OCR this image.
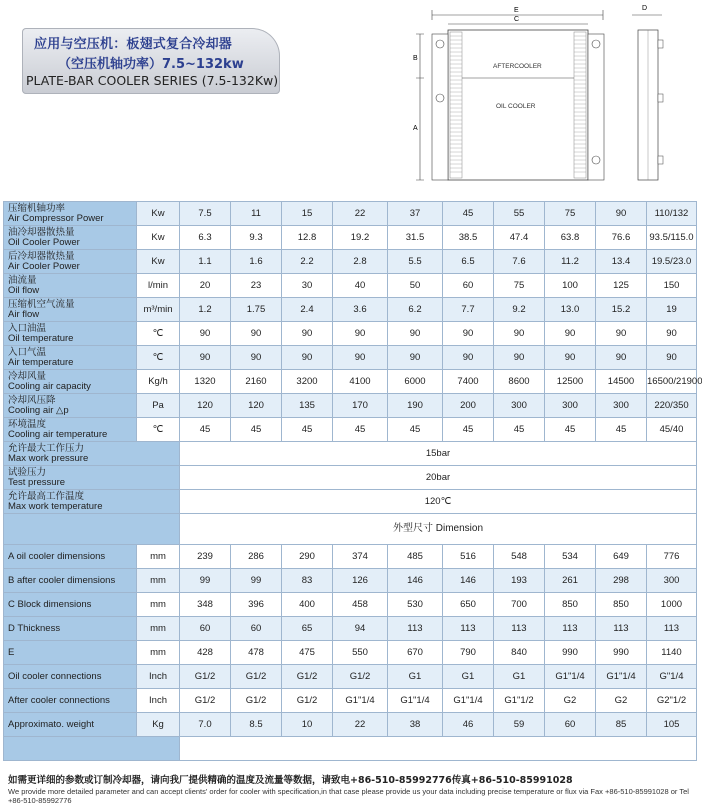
应用与空压机：板翅式复合冷却器
（空压机轴功率）7.5~132kw
PLATE-BAR COOLER SERIES (7.5-132Kw)
E
C
AFTERCOOLER
OIL COOLER
B
A
D
压缩机轴功率
Air Compressor Power	Kw	7.5	11	15	22	37	45	55	75	90	110/132

油冷却器散热量
Oil Cooler Power	Kw	6.3	9.3	12.8	19.2	31.5	38.5	47.4	63.8	76.6	93.5/115.0

后冷却器散热量
Air Cooler Power	Kw	1.1	1.6	2.2	2.8	5.5	6.5	7.6	11.2	13.4	19.5/23.0

油流量
Oil flow	l/min	20	23	30	40	50	60	75	100	125	150

压缩机空气流量
Air flow	m³/min	1.2	1.75	2.4	3.6	6.2	7.7	9.2	13.0	15.2	19

入口油温
Oil temperature	℃	90	90	90	90	90	90	90	90	90	90

入口气温
Air temperature	℃	90	90	90	90	90	90	90	90	90	90

冷却风量
Cooling air capacity	Kg/h	1320	2160	3200	4100	6000	7400	8600	12500	14500	16500/21900

冷却风压降
Cooling air △p	Pa	120	120	135	170	190	200	300	300	300	220/350

环境温度
Cooling air temperature	℃	45	45	45	45	45	45	45	45	45	45/40

允许最大工作压力
Max work pressure		15bar									

试验压力
Test pressure		20bar									

允许最高工作温度
Max work temperature		120℃									
		外型尺寸 Dimension									
A oil cooler dimensions	mm	239	286	290	374	485	516	548	534	649	776
B after cooler dimensions	mm	99	99	83	126	146	146	193	261	298	300
C Block dimensions	mm	348	396	400	458	530	650	700	850	850	1000
D Thickness	mm	60	60	65	94	113	113	113	113	113	113
E	mm	428	478	475	550	670	790	840	990	990	1140
Oil cooler connections	Inch	G1/2	G1/2	G1/2	G1/2	G1	G1	G1	G1"1/4	G1"1/4	G"1/4
After cooler connections	Inch	G1/2	G1/2	G1/2	G1"1/4	G1"1/4	G1"1/4	G1"1/2	G2	G2	G2"1/2
Approximato. weight	Kg	7.0	8.5	10	22	38	46	59	60	85	105

如需更详细的参数或订制冷却器，请向我厂提供精确的温度及流量等数据，请致电+86-510-85992776传真+86-510-85991028
We provide more detailed parameter and can accept clients' order for cooler with specification,in that case please provide us your data including precise temperature or flux via Fax +86-510-85991028 or Tel +86-510-85992776
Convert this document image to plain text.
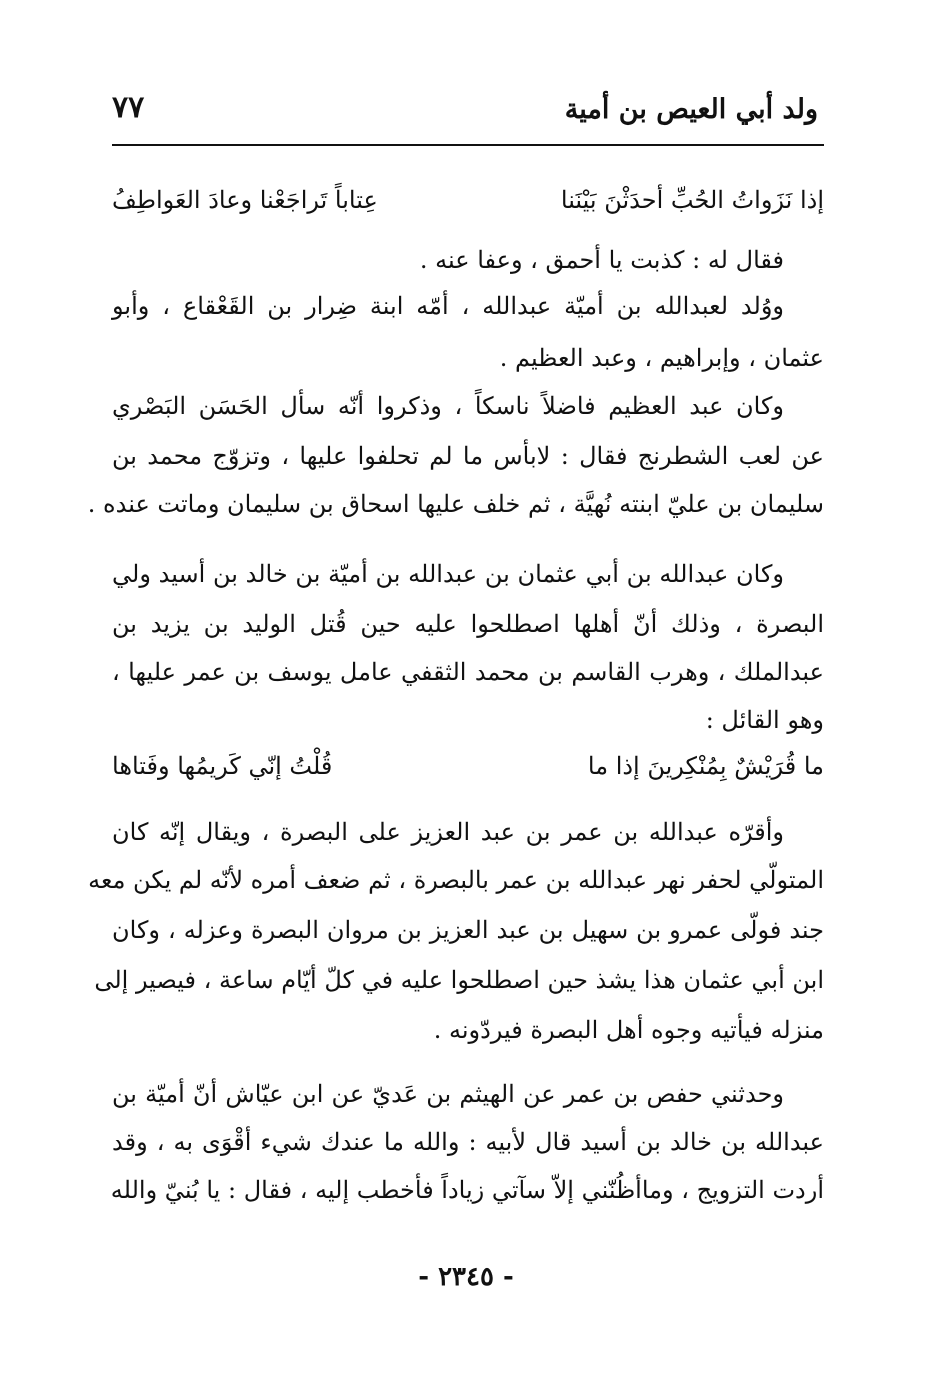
ولد أبي العيص بن أمية
٧٧
إذا نَزَواتُ الحُبِّ أحدَثْنَ بَيْنَنا
عِتاباً تَراجَعْنا وعادَ العَواطِفُ
فقال له : كذبت يا أحمق ، وعفا عنه .
ووُلد لعبدالله بن أميّة عبدالله ، أمّه ابنة ضِرار بن القَعْقاع ، وأبو
عثمان ، وإبراهيم ، وعبد العظيم .
وكان عبد العظيم فاضلاً ناسكاً ، وذكروا أنّه سأل الحَسَن البَصْري
عن لعب الشطرنج فقال : لابأس ما لم تحلفوا عليها ، وتزوّج محمد بن
سليمان بن عليّ ابنته نُهيَّة ، ثم خلف عليها اسحاق بن سليمان وماتت عنده .
وكان عبدالله بن أبي عثمان بن عبدالله بن أميّة بن خالد بن أسيد ولي
البصرة ، وذلك أنّ أهلها اصطلحوا عليه حين قُتل الوليد بن يزيد بن
عبدالملك ، وهرب القاسم بن محمد الثقفي عامل يوسف بن عمر عليها ،
وهو القائل :
ما قُرَيْشٌ بِمُنْكِرينَ إذا ما
قُلْتُ إنّي كَريمُها وفَتاها
وأقرّه عبدالله بن عمر بن عبد العزيز على البصرة ، ويقال إنّه كان
المتولّي لحفر نهر عبدالله بن عمر بالبصرة ، ثم ضعف أمره لأنّه لم يكن معه
جند فولّى عمرو بن سهيل بن عبد العزيز بن مروان البصرة وعزله ، وكان
ابن أبي عثمان هذا يشذ حين اصطلحوا عليه في كلّ أيّام ساعة ، فيصير إلى
منزله فيأتيه وجوه أهل البصرة فيردّونه .
وحدثني حفص بن عمر عن الهيثم بن عَديّ عن ابن عيّاش أنّ أميّة بن
عبدالله بن خالد بن أسيد قال لأبيه : والله ما عندك شيء أقْوَى به ، وقد
أردت التزويج ، وماأظُنّني إلاّ سآتي زياداً فأخطب إليه ، فقال : يا بُنيّ والله
- ٢٣٤٥ -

*****

## Written instruction
Look through the listing and extract every line with "temperature" in it.

## Task response
Oil temperature	℃	90	90	90	90	90	90	90	90	90	90
Air temperature	℃	90	90	90	90	90	90	90	90	90	90
Cooling air temperature	℃	45	45	45	45	45	45	45	45	45	45/40
Max work temperature		120℃									
We provide more detailed parameter and can accept clients' order for cooler with specification,in that case please provide us your data including precise temperature or flux via Fax +86-510-85991028 or Tel +86-510-85992776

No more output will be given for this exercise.